*** Supplied records

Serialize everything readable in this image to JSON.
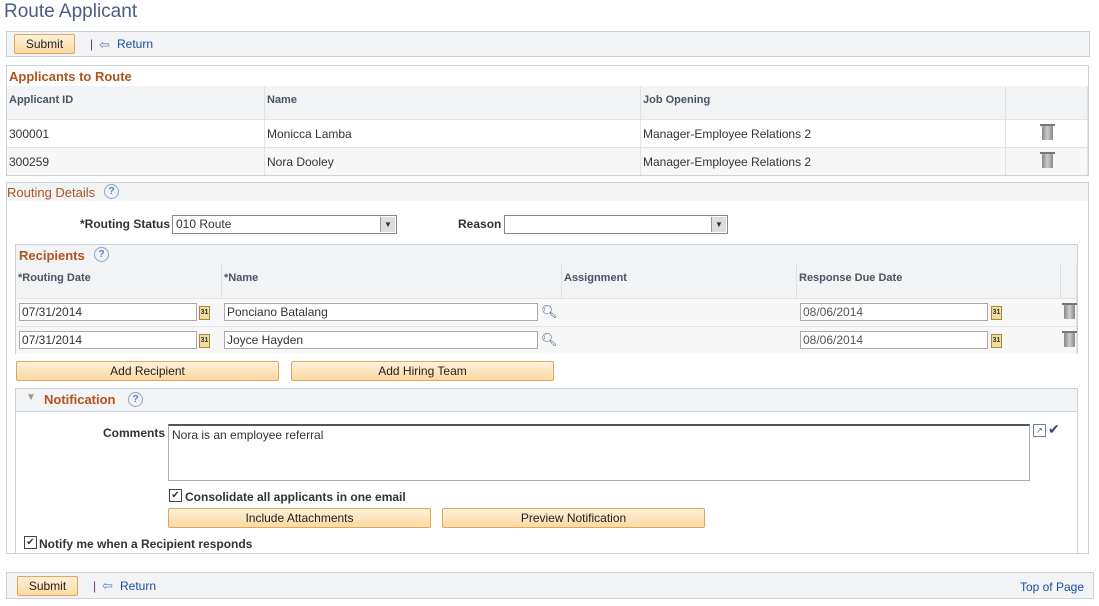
{
  "page": {
    "title": "Route Applicant"
  },
  "toolbar": {
    "submit": "Submit",
    "separator": "|",
    "return": "Return",
    "top_of_page": "Top of Page"
  },
  "applicants": {
    "title": "Applicants to Route",
    "columns": [
      "Applicant ID",
      "Name",
      "Job Opening"
    ],
    "rows": [
      {
        "id": "300001",
        "name": "Monicca Lamba",
        "job": "Manager-Employee Relations 2"
      },
      {
        "id": "300259",
        "name": "Nora Dooley",
        "job": "Manager-Employee Relations 2"
      }
    ]
  },
  "routing": {
    "title": "Routing Details",
    "status_label": "*Routing Status",
    "status_value": "010 Route",
    "reason_label": "Reason",
    "reason_value": ""
  },
  "recipients": {
    "title": "Recipients",
    "columns": [
      "*Routing Date",
      "*Name",
      "Assignment",
      "Response Due Date"
    ],
    "rows": [
      {
        "date": "07/31/2014",
        "name": "Ponciano Batalang",
        "assignment": "",
        "due": "08/06/2014"
      },
      {
        "date": "07/31/2014",
        "name": "Joyce Hayden",
        "assignment": "",
        "due": "08/06/2014"
      }
    ],
    "add_recipient": "Add Recipient",
    "add_hiring_team": "Add Hiring Team"
  },
  "notification": {
    "title": "Notification",
    "comments_label": "Comments",
    "comments_value": "Nora is an employee referral",
    "consolidate_label": "Consolidate all applicants in one email",
    "consolidate_checked": true,
    "include_attachments": "Include Attachments",
    "preview": "Preview Notification"
  },
  "notify": {
    "label": "Notify me when a Recipient responds",
    "checked": true
  },
  "icons": {
    "calendar": "calendar-icon",
    "lookup": "magnifier-icon",
    "delete": "trash-icon",
    "help": "help-icon",
    "return": "left-arrow-icon"
  }
}
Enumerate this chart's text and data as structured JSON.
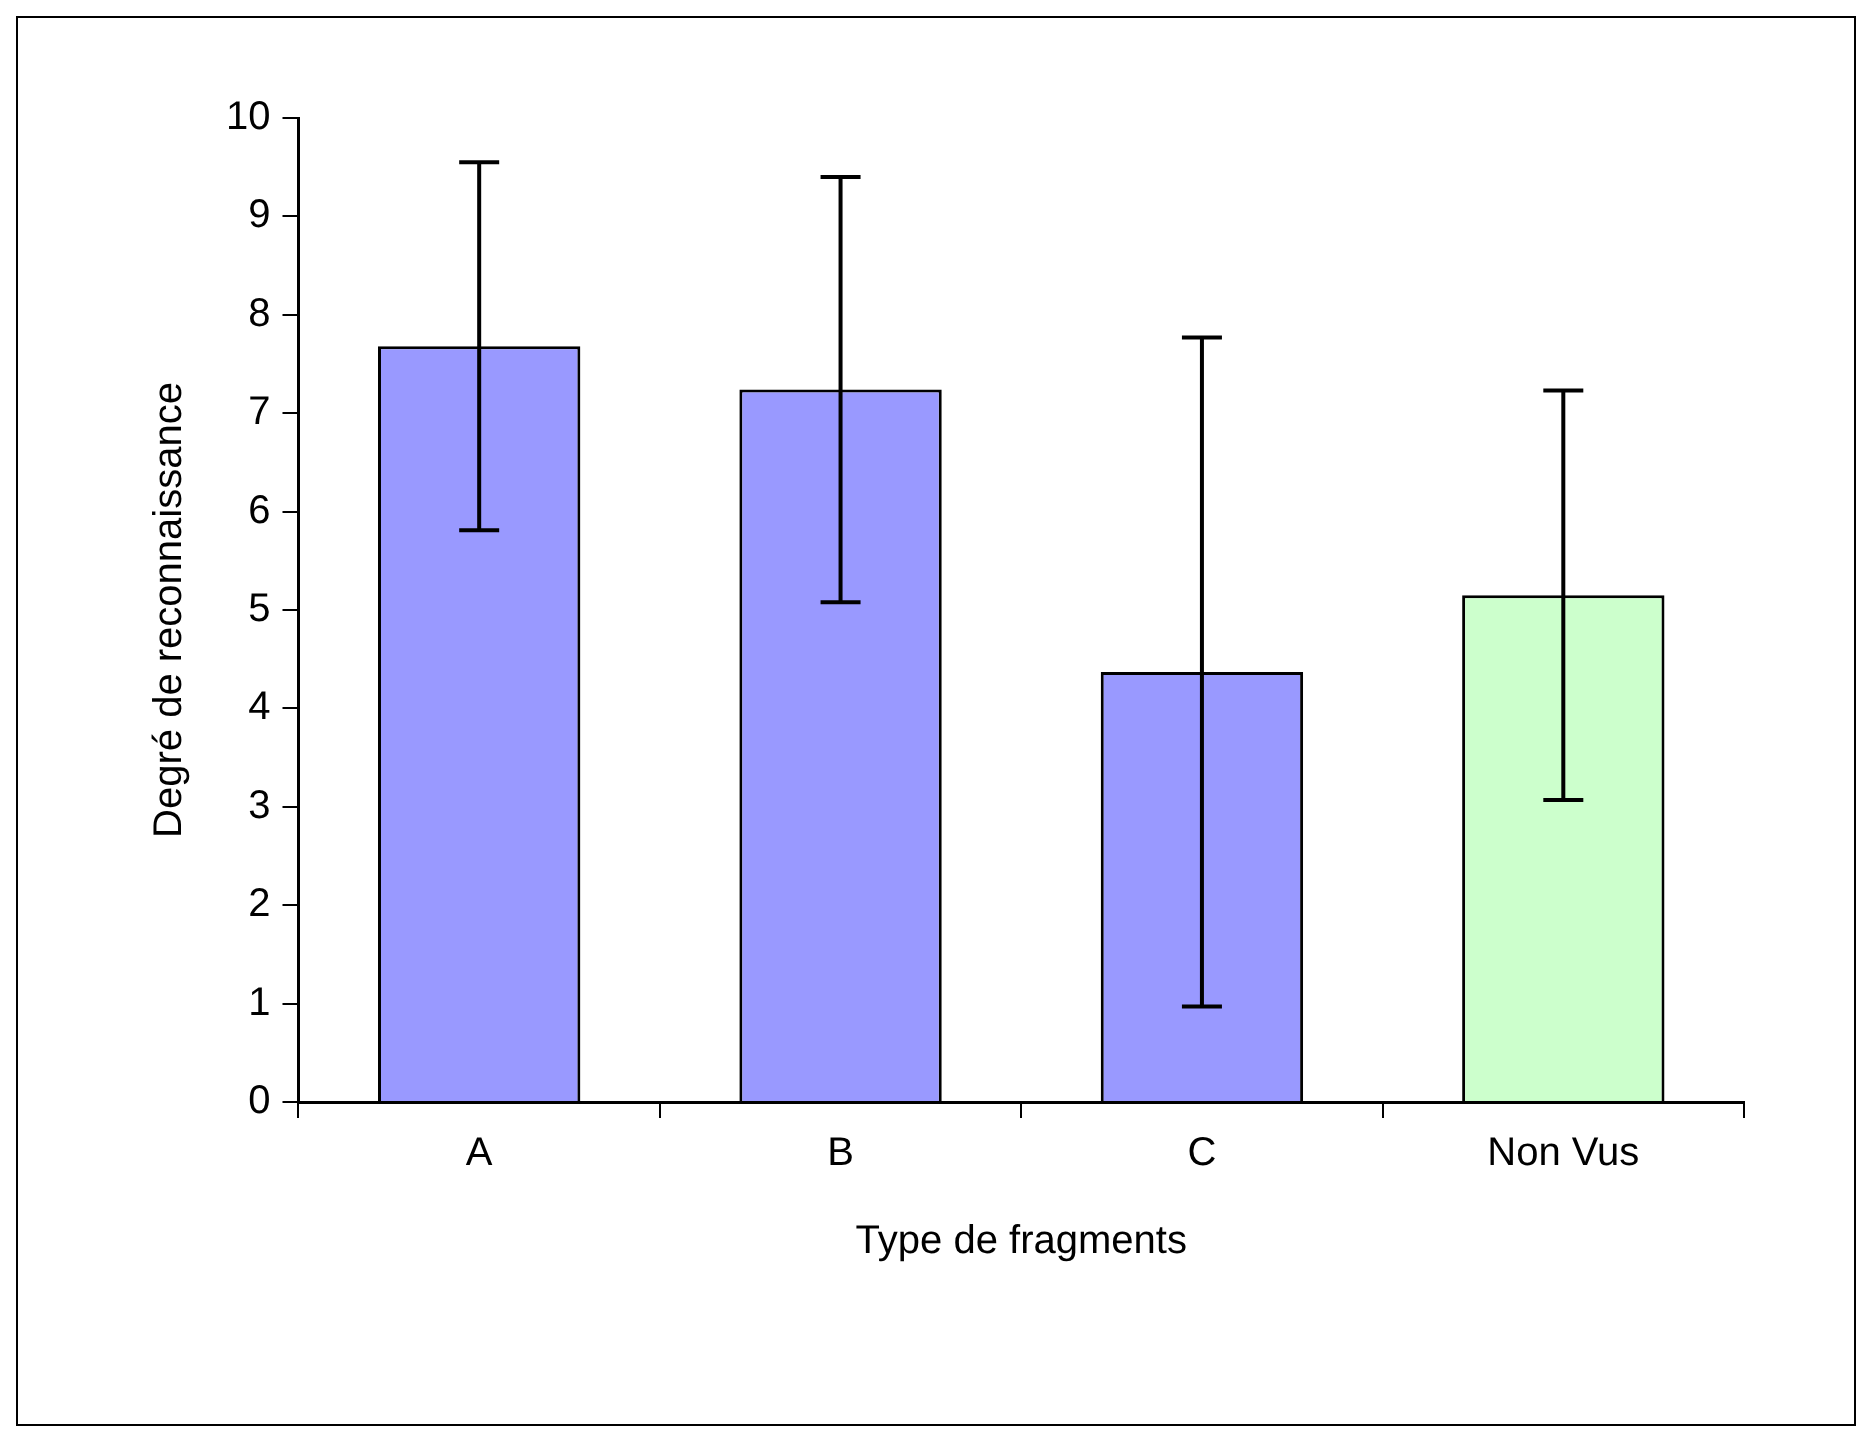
{
  "chart_data": {
    "type": "bar",
    "xlabel": "Type de fragments",
    "ylabel": "Degré de reconnaissance",
    "categories": [
      "A",
      "B",
      "C",
      "Non Vus"
    ],
    "values": [
      7.68,
      7.24,
      4.37,
      5.15
    ],
    "colors": [
      "#9999ff",
      "#9999ff",
      "#9999ff",
      "#ccffcc"
    ],
    "errors": [
      1.87,
      2.16,
      3.4,
      2.08
    ],
    "ylim": [
      0,
      10
    ],
    "yticks": [
      0,
      1,
      2,
      3,
      4,
      5,
      6,
      7,
      8,
      9,
      10
    ],
    "grid": false,
    "legend": false
  }
}
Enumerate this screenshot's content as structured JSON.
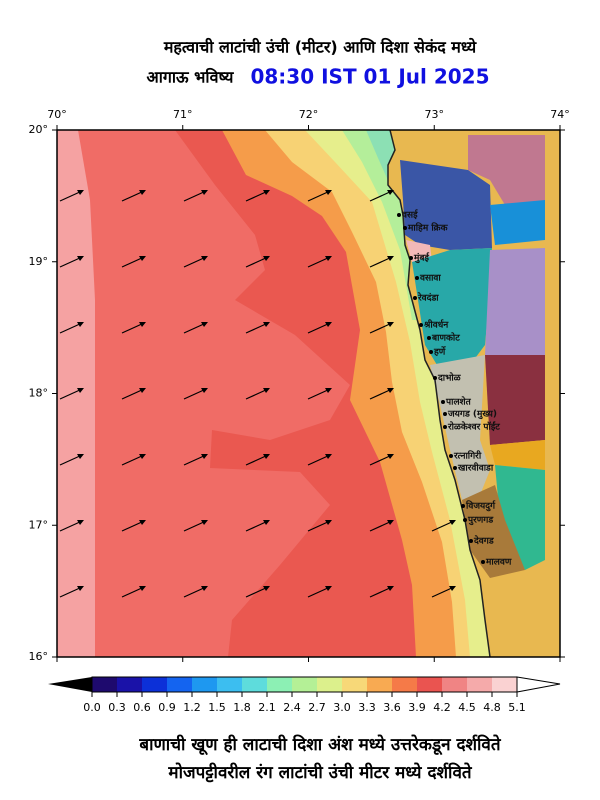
{
  "header": {
    "title_line1": "महत्वाची लाटांची उंची (मीटर) आणि दिशा सेकंद मध्ये",
    "title_line2": "आगाऊ भविष्य",
    "forecast_time": "08:30 IST 01 Jul 2025"
  },
  "map": {
    "xlim": [
      70,
      74
    ],
    "ylim": [
      16,
      20
    ],
    "xticks": [
      {
        "value": 70,
        "label": "70°"
      },
      {
        "value": 71,
        "label": "71°"
      },
      {
        "value": 72,
        "label": "72°"
      },
      {
        "value": 73,
        "label": "73°"
      },
      {
        "value": 74,
        "label": "74°"
      }
    ],
    "yticks": [
      {
        "value": 20,
        "label": "20°"
      },
      {
        "value": 19,
        "label": "19°"
      },
      {
        "value": 18,
        "label": "18°"
      },
      {
        "value": 17,
        "label": "17°"
      },
      {
        "value": 16,
        "label": "16°"
      }
    ],
    "places": [
      "वसई",
      "माहिम क्रिक",
      "मुंबई",
      "वसावा",
      "रेवदंडा",
      "श्रीवर्धन",
      "बाणकोट",
      "हर्णे",
      "दाभोळ",
      "पालशेत",
      "जयगड (मुख्य)",
      "रोळकेश्वर पॉईंट",
      "रत्नागिरी",
      "खारवीवाडा",
      "विजयदुर्ग",
      "पुरणगड",
      "देवगड",
      "मालवण"
    ]
  },
  "colorbar": {
    "ticks": [
      {
        "value": 0,
        "label": "0.0"
      },
      0.3,
      0.6,
      0.9,
      1.2,
      1.5,
      1.8,
      2.1,
      2.4,
      2.7,
      {
        "value": 3,
        "label": "3.0"
      },
      3.3,
      3.6,
      3.9,
      4.2,
      4.5,
      4.8,
      5.1
    ],
    "colors": [
      "#1e0a6e",
      "#1a12a8",
      "#0c30d8",
      "#1464f0",
      "#1e98f0",
      "#3cbef0",
      "#5edcdc",
      "#8cf0b4",
      "#b4f096",
      "#dcf08c",
      "#f7d878",
      "#f8aa52",
      "#f57a48",
      "#ea5450",
      "#f08484",
      "#f5aaaa",
      "#fad2d2"
    ]
  },
  "footer": {
    "line1": "बाणाची खूण ही लाटाची दिशा अंश मध्ये उत्तरेकडून दर्शविते",
    "line2": "मोजपट्टीवरील रंग लाटांची उंची मीटर मध्ये दर्शविते"
  }
}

******

Your objective: Your task is an exact transcription of all the data, minus the pictures.

Finished exercise:
Serialize everything readable in this image to JSON.
{
  "page": {
    "title": "Route Applicant"
  },
  "toolbar": {
    "submit": "Submit",
    "separator": "|",
    "return": "Return",
    "top_of_page": "Top of Page"
  },
  "applicants": {
    "title": "Applicants to Route",
    "columns": [
      "Applicant ID",
      "Name",
      "Job Opening"
    ],
    "rows": [
      {
        "id": "300001",
        "name": "Monicca Lamba",
        "job": "Manager-Employee Relations 2"
      },
      {
        "id": "300259",
        "name": "Nora Dooley",
        "job": "Manager-Employee Relations 2"
      }
    ]
  },
  "routing": {
    "title": "Routing Details",
    "status_label": "*Routing Status",
    "status_value": "010 Route",
    "reason_label": "Reason",
    "reason_value": ""
  },
  "recipients": {
    "title": "Recipients",
    "columns": [
      "*Routing Date",
      "*Name",
      "Assignment",
      "Response Due Date"
    ],
    "rows": [
      {
        "date": "07/31/2014",
        "name": "Ponciano Batalang",
        "assignment": "",
        "due": "08/06/2014"
      },
      {
        "date": "07/31/2014",
        "name": "Joyce Hayden",
        "assignment": "",
        "due": "08/06/2014"
      }
    ],
    "add_recipient": "Add Recipient",
    "add_hiring_team": "Add Hiring Team"
  },
  "notification": {
    "title": "Notification",
    "comments_label": "Comments",
    "comments_value": "Nora is an employee referral",
    "consolidate_label": "Consolidate all applicants in one email",
    "consolidate_checked": true,
    "include_attachments": "Include Attachments",
    "preview": "Preview Notification"
  },
  "notify": {
    "label": "Notify me when a Recipient responds",
    "checked": true
  },
  "icons": {
    "calendar": "calendar-icon",
    "lookup": "magnifier-icon",
    "delete": "trash-icon",
    "help": "help-icon",
    "return": "left-arrow-icon"
  }
}
Enumerate this chart's text and data as structured JSON.
{
  "chart_data": {
    "type": "bar",
    "xlabel": "Type de fragments",
    "ylabel": "Degré de reconnaissance",
    "categories": [
      "A",
      "B",
      "C",
      "Non Vus"
    ],
    "values": [
      7.68,
      7.24,
      4.37,
      5.15
    ],
    "colors": [
      "#9999ff",
      "#9999ff",
      "#9999ff",
      "#ccffcc"
    ],
    "errors": [
      1.87,
      2.16,
      3.4,
      2.08
    ],
    "ylim": [
      0,
      10
    ],
    "yticks": [
      0,
      1,
      2,
      3,
      4,
      5,
      6,
      7,
      8,
      9,
      10
    ],
    "grid": false,
    "legend": false
  }
}
Enumerate this screenshot's content as structured JSON.
{
  "header": {
    "title_line1": "महत्वाची लाटांची उंची (मीटर) आणि दिशा सेकंद मध्ये",
    "title_line2": "आगाऊ भविष्य",
    "forecast_time": "08:30 IST 01 Jul 2025"
  },
  "map": {
    "xlim": [
      70,
      74
    ],
    "ylim": [
      16,
      20
    ],
    "xticks": [
      {
        "value": 70,
        "label": "70°"
      },
      {
        "value": 71,
        "label": "71°"
      },
      {
        "value": 72,
        "label": "72°"
      },
      {
        "value": 73,
        "label": "73°"
      },
      {
        "value": 74,
        "label": "74°"
      }
    ],
    "yticks": [
      {
        "value": 20,
        "label": "20°"
      },
      {
        "value": 19,
        "label": "19°"
      },
      {
        "value": 18,
        "label": "18°"
      },
      {
        "value": 17,
        "label": "17°"
      },
      {
        "value": 16,
        "label": "16°"
      }
    ],
    "places": [
      "वसई",
      "माहिम क्रिक",
      "मुंबई",
      "वसावा",
      "रेवदंडा",
      "श्रीवर्धन",
      "बाणकोट",
      "हर्णे",
      "दाभोळ",
      "पालशेत",
      "जयगड (मुख्य)",
      "रोळकेश्वर पॉईंट",
      "रत्नागिरी",
      "खारवीवाडा",
      "विजयदुर्ग",
      "पुरणगड",
      "देवगड",
      "मालवण"
    ]
  },
  "colorbar": {
    "ticks": [
      {
        "value": 0,
        "label": "0.0"
      },
      0.3,
      0.6,
      0.9,
      1.2,
      1.5,
      1.8,
      2.1,
      2.4,
      2.7,
      {
        "value": 3,
        "label": "3.0"
      },
      3.3,
      3.6,
      3.9,
      4.2,
      4.5,
      4.8,
      5.1
    ],
    "colors": [
      "#1e0a6e",
      "#1a12a8",
      "#0c30d8",
      "#1464f0",
      "#1e98f0",
      "#3cbef0",
      "#5edcdc",
      "#8cf0b4",
      "#b4f096",
      "#dcf08c",
      "#f7d878",
      "#f8aa52",
      "#f57a48",
      "#ea5450",
      "#f08484",
      "#f5aaaa",
      "#fad2d2"
    ]
  },
  "footer": {
    "line1": "बाणाची खूण ही लाटाची दिशा अंश मध्ये उत्तरेकडून दर्शविते",
    "line2": "मोजपट्टीवरील रंग लाटांची उंची मीटर मध्ये दर्शविते"
  }
}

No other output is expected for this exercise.